REQUIRED WORK »
Look through the data below and report how many lines include "grid". Only the number should be given.
○ ○ ○ ○ ○ ○ ○
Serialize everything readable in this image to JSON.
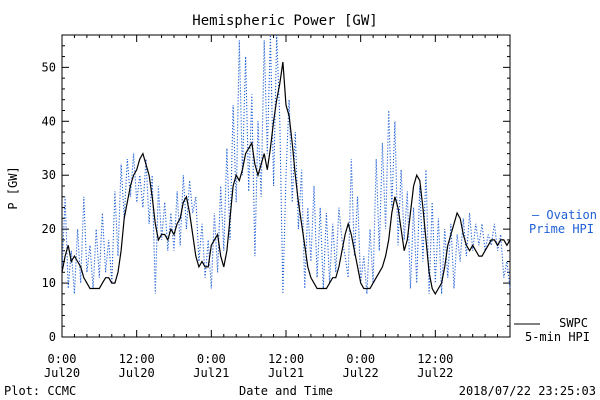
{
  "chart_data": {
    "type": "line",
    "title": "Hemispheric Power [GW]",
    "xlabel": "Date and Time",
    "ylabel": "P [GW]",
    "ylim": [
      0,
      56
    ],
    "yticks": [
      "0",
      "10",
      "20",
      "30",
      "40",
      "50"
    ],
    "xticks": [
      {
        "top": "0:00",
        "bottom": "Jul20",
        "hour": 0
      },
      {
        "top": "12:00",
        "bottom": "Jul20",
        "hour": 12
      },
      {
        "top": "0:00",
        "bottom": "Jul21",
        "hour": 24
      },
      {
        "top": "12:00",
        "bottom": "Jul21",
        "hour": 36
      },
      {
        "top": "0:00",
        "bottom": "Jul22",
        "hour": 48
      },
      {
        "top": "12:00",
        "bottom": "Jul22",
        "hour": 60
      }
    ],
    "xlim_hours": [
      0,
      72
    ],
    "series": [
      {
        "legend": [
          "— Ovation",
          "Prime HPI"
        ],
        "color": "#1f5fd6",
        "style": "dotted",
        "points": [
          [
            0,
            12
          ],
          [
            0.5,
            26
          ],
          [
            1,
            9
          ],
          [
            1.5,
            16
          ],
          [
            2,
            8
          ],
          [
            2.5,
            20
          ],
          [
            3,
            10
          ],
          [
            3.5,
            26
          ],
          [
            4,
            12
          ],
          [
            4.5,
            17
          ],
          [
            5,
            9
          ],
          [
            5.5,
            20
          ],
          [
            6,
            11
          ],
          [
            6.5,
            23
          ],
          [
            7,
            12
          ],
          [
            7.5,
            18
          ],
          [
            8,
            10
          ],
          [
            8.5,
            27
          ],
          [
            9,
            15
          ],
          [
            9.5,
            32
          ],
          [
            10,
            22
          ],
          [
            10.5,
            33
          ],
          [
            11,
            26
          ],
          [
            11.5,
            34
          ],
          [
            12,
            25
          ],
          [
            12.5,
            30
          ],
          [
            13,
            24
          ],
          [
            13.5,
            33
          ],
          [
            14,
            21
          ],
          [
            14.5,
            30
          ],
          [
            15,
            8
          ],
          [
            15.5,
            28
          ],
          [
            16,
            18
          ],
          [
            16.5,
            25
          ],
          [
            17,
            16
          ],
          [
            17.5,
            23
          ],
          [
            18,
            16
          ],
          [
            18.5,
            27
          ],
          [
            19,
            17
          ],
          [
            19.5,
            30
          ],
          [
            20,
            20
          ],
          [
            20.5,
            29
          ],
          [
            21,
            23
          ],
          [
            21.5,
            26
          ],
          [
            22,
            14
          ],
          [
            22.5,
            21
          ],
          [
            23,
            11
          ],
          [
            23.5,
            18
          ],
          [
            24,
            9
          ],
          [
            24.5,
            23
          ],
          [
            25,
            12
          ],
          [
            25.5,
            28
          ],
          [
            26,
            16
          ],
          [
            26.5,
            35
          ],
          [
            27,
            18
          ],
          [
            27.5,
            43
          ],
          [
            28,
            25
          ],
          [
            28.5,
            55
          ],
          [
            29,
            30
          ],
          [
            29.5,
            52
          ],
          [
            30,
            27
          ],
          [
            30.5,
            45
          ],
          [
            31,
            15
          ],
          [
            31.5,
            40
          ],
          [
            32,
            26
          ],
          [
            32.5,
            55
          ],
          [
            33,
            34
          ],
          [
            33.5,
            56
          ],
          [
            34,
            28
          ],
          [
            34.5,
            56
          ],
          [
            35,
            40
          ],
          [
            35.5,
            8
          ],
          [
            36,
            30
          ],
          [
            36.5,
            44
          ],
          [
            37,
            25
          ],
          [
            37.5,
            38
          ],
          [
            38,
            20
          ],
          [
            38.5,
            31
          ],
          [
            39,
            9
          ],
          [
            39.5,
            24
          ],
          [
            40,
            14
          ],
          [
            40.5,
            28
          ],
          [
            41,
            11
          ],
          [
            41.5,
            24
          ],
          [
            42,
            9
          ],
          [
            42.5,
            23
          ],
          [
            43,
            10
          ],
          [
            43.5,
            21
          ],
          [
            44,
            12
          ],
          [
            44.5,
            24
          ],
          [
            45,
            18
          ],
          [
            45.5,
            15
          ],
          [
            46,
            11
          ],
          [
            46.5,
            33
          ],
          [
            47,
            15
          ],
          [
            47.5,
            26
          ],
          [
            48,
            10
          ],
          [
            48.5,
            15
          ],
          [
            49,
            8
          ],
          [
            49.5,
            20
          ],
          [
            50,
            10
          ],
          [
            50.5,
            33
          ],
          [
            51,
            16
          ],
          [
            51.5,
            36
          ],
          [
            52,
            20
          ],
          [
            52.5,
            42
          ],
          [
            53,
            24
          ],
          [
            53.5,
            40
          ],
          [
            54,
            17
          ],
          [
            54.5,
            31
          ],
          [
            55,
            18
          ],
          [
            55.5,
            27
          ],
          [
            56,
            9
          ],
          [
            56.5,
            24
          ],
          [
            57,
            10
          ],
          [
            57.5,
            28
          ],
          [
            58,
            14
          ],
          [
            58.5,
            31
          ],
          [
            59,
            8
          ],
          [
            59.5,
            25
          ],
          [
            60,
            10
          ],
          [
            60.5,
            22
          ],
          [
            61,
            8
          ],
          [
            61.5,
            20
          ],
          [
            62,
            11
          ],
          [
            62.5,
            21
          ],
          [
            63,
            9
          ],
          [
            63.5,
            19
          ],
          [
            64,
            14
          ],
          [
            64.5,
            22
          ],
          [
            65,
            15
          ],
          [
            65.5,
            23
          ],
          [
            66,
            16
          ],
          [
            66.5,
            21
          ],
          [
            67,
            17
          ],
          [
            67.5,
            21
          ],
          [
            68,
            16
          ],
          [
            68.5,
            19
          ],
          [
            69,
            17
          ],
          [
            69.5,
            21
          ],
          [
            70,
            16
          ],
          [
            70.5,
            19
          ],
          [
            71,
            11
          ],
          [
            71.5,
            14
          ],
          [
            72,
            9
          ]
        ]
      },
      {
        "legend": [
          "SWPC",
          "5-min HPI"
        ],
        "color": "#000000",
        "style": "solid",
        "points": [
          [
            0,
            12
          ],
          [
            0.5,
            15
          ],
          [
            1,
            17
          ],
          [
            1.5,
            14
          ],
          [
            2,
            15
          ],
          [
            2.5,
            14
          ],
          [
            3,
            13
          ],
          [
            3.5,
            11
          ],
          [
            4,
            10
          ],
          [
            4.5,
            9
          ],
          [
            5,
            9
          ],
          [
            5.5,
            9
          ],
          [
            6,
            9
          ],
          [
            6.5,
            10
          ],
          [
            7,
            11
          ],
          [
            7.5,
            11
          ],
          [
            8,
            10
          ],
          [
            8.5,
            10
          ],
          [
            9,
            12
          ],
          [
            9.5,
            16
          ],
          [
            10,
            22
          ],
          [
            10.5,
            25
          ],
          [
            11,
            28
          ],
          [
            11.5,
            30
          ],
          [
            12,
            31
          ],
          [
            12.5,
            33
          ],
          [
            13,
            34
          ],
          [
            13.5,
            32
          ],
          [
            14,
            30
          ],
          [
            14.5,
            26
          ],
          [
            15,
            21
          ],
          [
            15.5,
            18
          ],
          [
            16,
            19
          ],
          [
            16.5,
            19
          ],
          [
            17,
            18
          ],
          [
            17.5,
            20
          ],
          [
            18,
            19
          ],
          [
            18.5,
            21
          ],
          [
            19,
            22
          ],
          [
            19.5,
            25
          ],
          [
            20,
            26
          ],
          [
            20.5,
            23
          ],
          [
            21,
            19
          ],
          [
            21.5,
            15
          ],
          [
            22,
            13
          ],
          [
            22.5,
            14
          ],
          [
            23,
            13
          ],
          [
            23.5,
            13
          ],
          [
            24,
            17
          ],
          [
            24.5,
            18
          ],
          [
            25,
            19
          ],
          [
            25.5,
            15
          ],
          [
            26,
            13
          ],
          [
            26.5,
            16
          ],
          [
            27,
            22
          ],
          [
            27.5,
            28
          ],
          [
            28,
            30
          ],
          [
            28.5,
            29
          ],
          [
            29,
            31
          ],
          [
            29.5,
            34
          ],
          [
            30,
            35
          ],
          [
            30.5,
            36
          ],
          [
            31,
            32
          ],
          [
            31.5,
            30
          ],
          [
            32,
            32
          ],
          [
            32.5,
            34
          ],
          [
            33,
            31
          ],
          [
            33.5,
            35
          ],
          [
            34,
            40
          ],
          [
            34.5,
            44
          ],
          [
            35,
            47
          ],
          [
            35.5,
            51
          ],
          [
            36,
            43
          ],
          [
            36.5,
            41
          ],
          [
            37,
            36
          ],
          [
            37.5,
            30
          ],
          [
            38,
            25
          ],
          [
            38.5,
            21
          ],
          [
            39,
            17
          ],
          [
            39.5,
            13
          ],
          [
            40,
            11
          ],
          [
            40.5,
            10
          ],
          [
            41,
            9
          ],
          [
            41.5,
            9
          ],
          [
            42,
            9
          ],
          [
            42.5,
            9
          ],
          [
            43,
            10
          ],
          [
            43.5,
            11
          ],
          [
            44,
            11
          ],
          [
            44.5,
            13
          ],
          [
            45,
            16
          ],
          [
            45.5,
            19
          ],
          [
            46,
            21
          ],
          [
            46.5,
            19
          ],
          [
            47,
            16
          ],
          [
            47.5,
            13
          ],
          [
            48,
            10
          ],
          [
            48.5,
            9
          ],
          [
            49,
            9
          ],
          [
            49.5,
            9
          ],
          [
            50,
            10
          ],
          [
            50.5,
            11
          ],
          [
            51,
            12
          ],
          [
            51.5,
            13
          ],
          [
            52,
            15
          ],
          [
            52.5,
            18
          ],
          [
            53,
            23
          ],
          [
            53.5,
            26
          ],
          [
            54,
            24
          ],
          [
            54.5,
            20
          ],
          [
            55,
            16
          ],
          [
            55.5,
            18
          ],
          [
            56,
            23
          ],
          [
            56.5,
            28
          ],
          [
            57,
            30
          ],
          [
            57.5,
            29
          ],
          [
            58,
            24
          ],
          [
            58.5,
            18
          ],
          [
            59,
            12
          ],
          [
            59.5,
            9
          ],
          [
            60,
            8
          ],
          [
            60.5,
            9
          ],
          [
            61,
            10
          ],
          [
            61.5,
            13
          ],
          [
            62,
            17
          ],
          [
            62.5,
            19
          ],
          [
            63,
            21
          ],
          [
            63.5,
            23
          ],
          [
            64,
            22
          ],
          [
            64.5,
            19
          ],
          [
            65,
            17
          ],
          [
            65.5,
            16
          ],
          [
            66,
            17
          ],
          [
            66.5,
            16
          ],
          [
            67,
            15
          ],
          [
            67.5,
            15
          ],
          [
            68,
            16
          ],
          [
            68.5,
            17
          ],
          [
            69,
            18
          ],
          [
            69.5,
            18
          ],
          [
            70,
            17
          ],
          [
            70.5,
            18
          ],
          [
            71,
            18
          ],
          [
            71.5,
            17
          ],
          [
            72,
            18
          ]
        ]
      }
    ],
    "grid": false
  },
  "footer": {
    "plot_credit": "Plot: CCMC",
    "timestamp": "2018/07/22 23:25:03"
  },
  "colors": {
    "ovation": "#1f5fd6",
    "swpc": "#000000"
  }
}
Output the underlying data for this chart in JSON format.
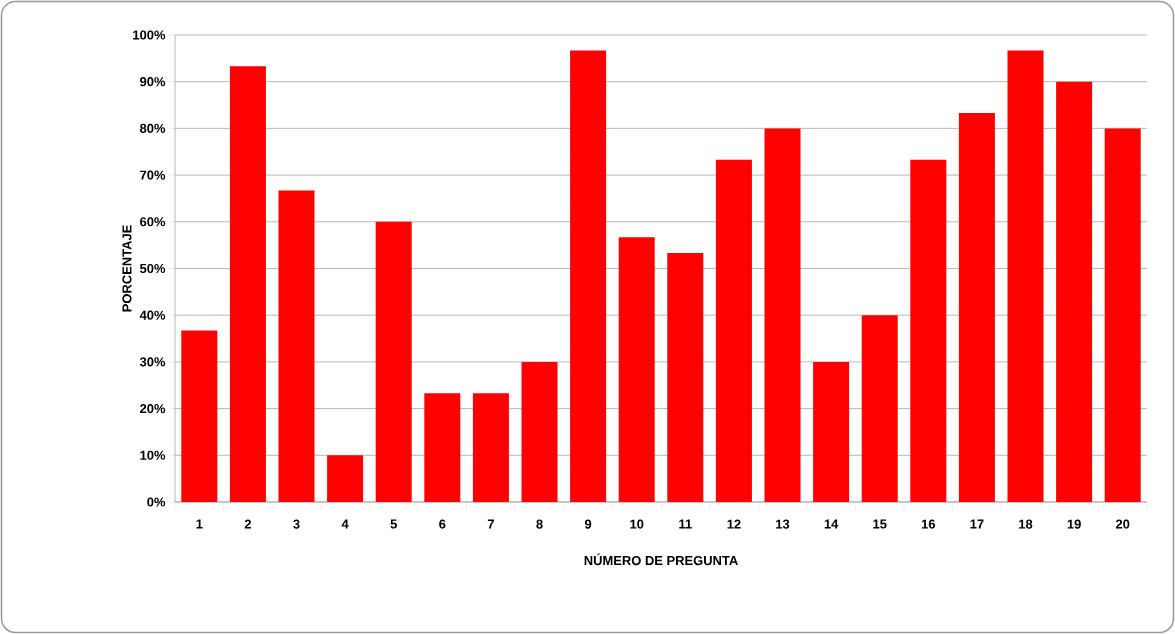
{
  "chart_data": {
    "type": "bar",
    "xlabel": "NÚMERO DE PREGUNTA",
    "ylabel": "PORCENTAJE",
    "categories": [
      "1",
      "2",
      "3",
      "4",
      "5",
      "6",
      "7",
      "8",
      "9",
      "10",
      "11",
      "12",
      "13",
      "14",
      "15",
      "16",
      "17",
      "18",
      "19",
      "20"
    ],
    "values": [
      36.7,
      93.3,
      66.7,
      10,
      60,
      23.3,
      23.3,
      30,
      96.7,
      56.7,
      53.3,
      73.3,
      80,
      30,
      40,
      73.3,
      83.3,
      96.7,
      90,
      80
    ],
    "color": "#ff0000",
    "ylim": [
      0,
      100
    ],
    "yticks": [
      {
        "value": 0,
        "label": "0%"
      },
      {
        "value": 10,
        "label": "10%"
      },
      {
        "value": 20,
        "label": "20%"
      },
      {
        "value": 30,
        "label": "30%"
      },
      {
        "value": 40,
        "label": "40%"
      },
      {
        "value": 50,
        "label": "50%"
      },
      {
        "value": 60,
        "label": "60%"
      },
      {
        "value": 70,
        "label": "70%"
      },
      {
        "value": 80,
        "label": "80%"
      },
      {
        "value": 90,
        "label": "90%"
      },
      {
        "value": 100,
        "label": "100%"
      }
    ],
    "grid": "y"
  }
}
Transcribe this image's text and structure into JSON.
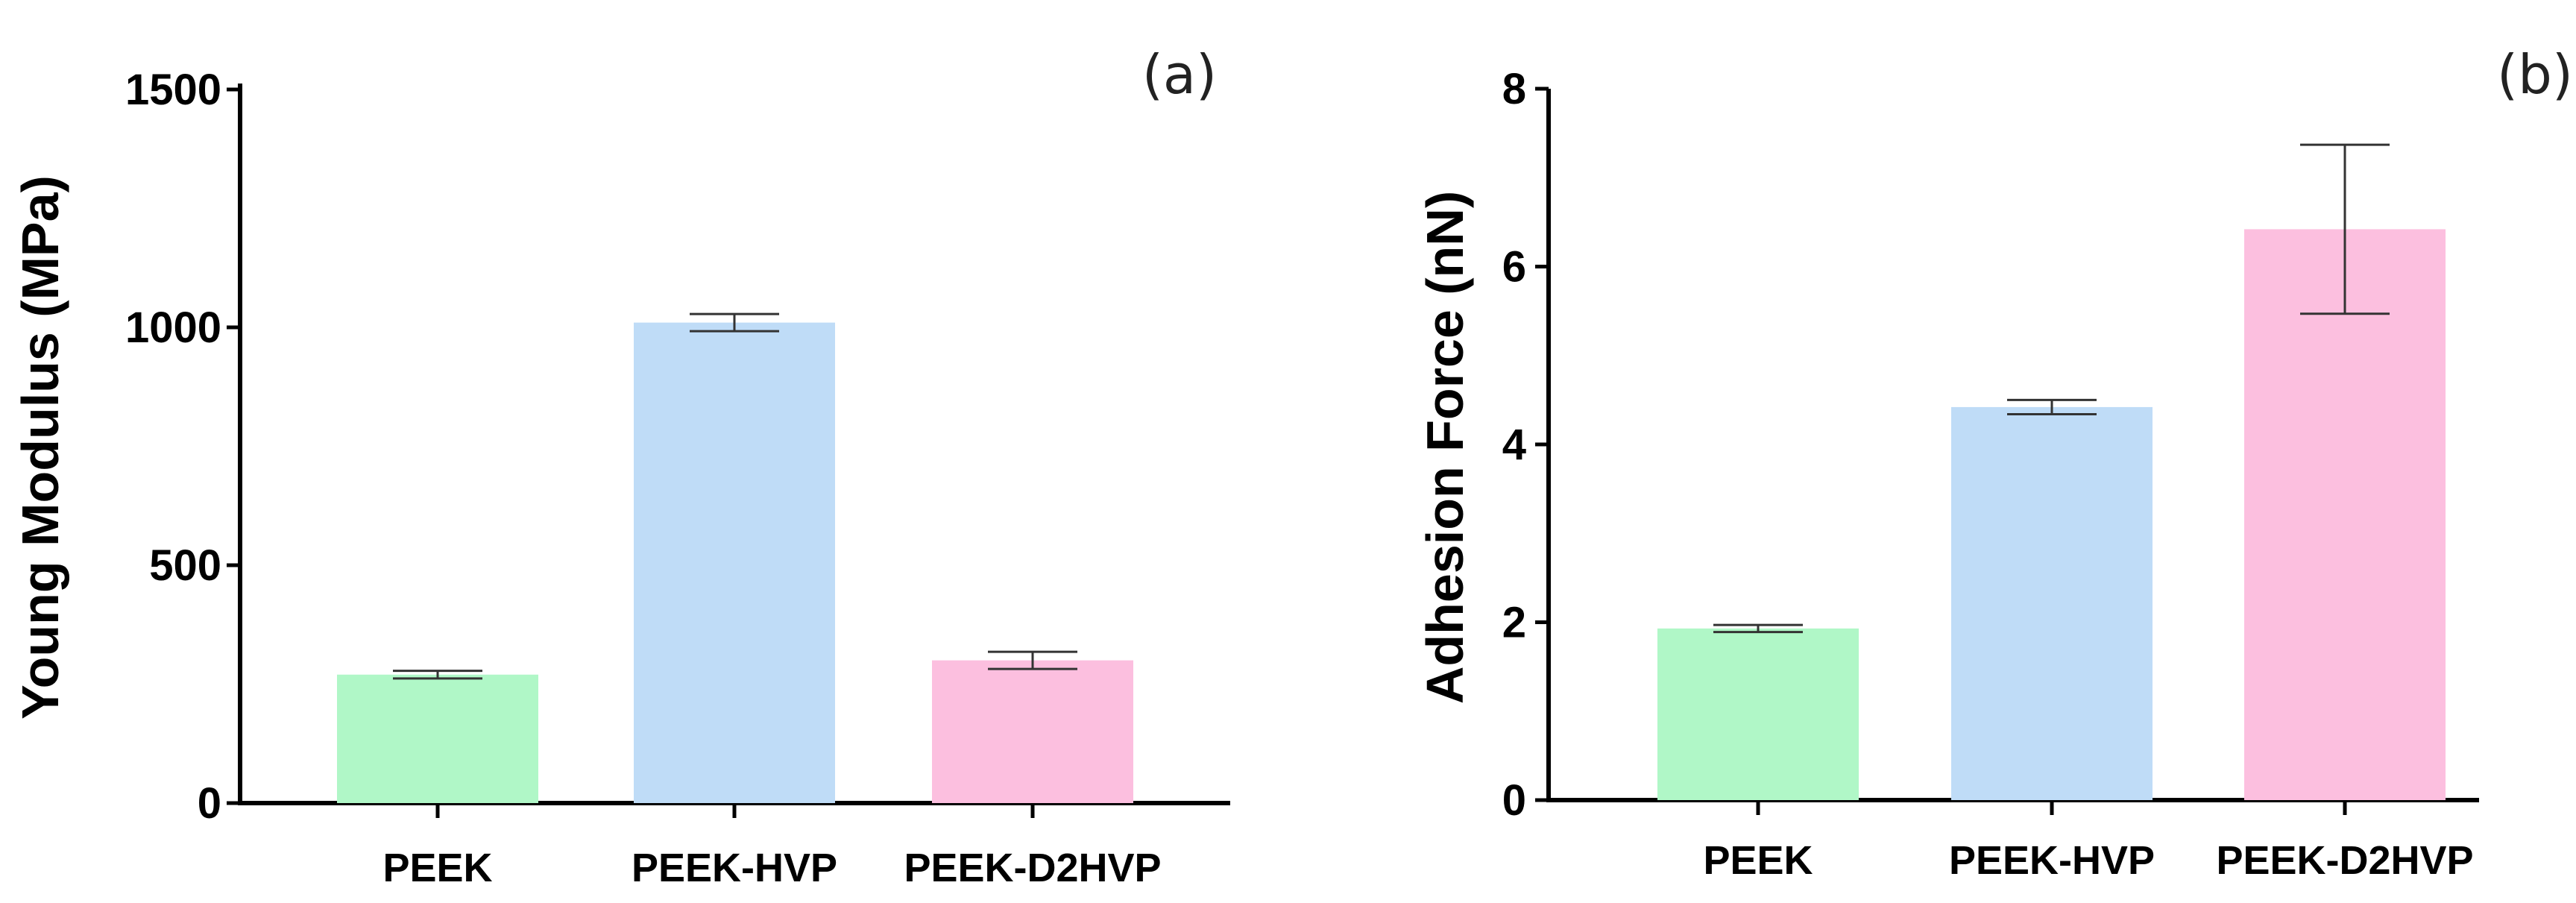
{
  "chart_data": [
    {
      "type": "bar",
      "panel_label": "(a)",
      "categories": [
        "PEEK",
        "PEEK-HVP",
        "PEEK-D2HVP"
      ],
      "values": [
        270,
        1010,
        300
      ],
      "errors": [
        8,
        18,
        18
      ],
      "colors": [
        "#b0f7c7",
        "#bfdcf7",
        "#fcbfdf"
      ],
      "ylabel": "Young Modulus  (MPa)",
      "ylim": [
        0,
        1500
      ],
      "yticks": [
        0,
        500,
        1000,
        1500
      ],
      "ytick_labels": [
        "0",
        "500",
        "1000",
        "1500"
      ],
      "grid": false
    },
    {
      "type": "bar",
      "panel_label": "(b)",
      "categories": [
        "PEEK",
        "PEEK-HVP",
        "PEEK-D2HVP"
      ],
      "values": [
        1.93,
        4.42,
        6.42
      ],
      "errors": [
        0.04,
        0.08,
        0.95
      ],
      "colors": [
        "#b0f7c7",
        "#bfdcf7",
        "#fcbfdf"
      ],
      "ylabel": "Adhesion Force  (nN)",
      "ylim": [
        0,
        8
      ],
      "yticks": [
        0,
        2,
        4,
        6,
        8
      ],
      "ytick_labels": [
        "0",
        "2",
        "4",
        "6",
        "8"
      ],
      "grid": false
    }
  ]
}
○ ○ ○ ○ ○ ○ ○
ANSWER FOR THE TASK »
4